Repeat each record exactly. Any picture gets left out.
[Start Listed entries]
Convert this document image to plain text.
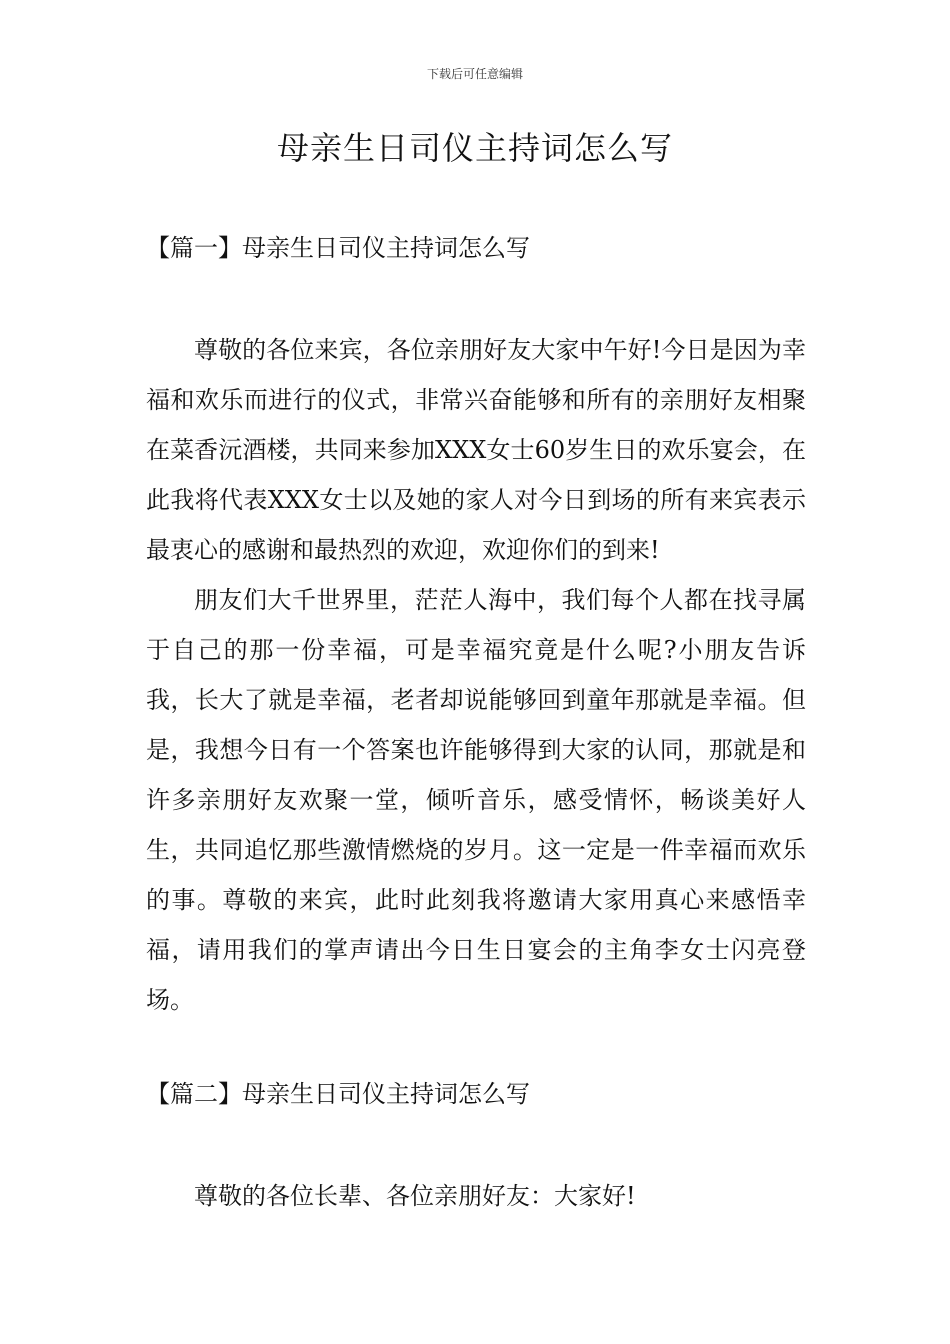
下载后可任意编辑
母亲生日司仪主持词怎么写
【篇一】母亲生日司仪主持词怎么写

尊敬的各位来宾，各位亲朋好友大家中午好!今日是因为幸福和欢乐而进行的仪式，非常兴奋能够和所有的亲朋好友相聚在菜香沅酒楼，共同来参加XXX女士60岁生日的欢乐宴会，在此我将代表XXX女士以及她的家人对今日到场的所有来宾表示最衷心的感谢和最热烈的欢迎，欢迎你们的到来!

朋友们大千世界里，茫茫人海中，我们每个人都在找寻属于自己的那一份幸福，可是幸福究竟是什么呢?小朋友告诉我，长大了就是幸福，老者却说能够回到童年那就是幸福。但是，我想今日有一个答案也许能够得到大家的认同，那就是和许多亲朋好友欢聚一堂，倾听音乐，感受情怀，畅谈美好人生，共同追忆那些激情燃烧的岁月。这一定是一件幸福而欢乐的事。尊敬的来宾，此时此刻我将邀请大家用真心来感悟幸福，请用我们的掌声请出今日生日宴会的主角李女士闪亮登场。

【篇二】母亲生日司仪主持词怎么写

尊敬的各位长辈、各位亲朋好友：大家好!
[End Listed entries]
**Answer:**
Convert this document image to plain text.
下载后可任意编辑
母亲生日司仪主持词怎么写
【篇一】母亲生日司仪主持词怎么写

尊敬的各位来宾，各位亲朋好友大家中午好!今日是因为幸福和欢乐而进行的仪式，非常兴奋能够和所有的亲朋好友相聚在菜香沅酒楼，共同来参加XXX女士60岁生日的欢乐宴会，在此我将代表XXX女士以及她的家人对今日到场的所有来宾表示最衷心的感谢和最热烈的欢迎，欢迎你们的到来!

朋友们大千世界里，茫茫人海中，我们每个人都在找寻属于自己的那一份幸福，可是幸福究竟是什么呢?小朋友告诉我，长大了就是幸福，老者却说能够回到童年那就是幸福。但是，我想今日有一个答案也许能够得到大家的认同，那就是和许多亲朋好友欢聚一堂，倾听音乐，感受情怀，畅谈美好人生，共同追忆那些激情燃烧的岁月。这一定是一件幸福而欢乐的事。尊敬的来宾，此时此刻我将邀请大家用真心来感悟幸福，请用我们的掌声请出今日生日宴会的主角李女士闪亮登场。

【篇二】母亲生日司仪主持词怎么写

尊敬的各位长辈、各位亲朋好友：大家好!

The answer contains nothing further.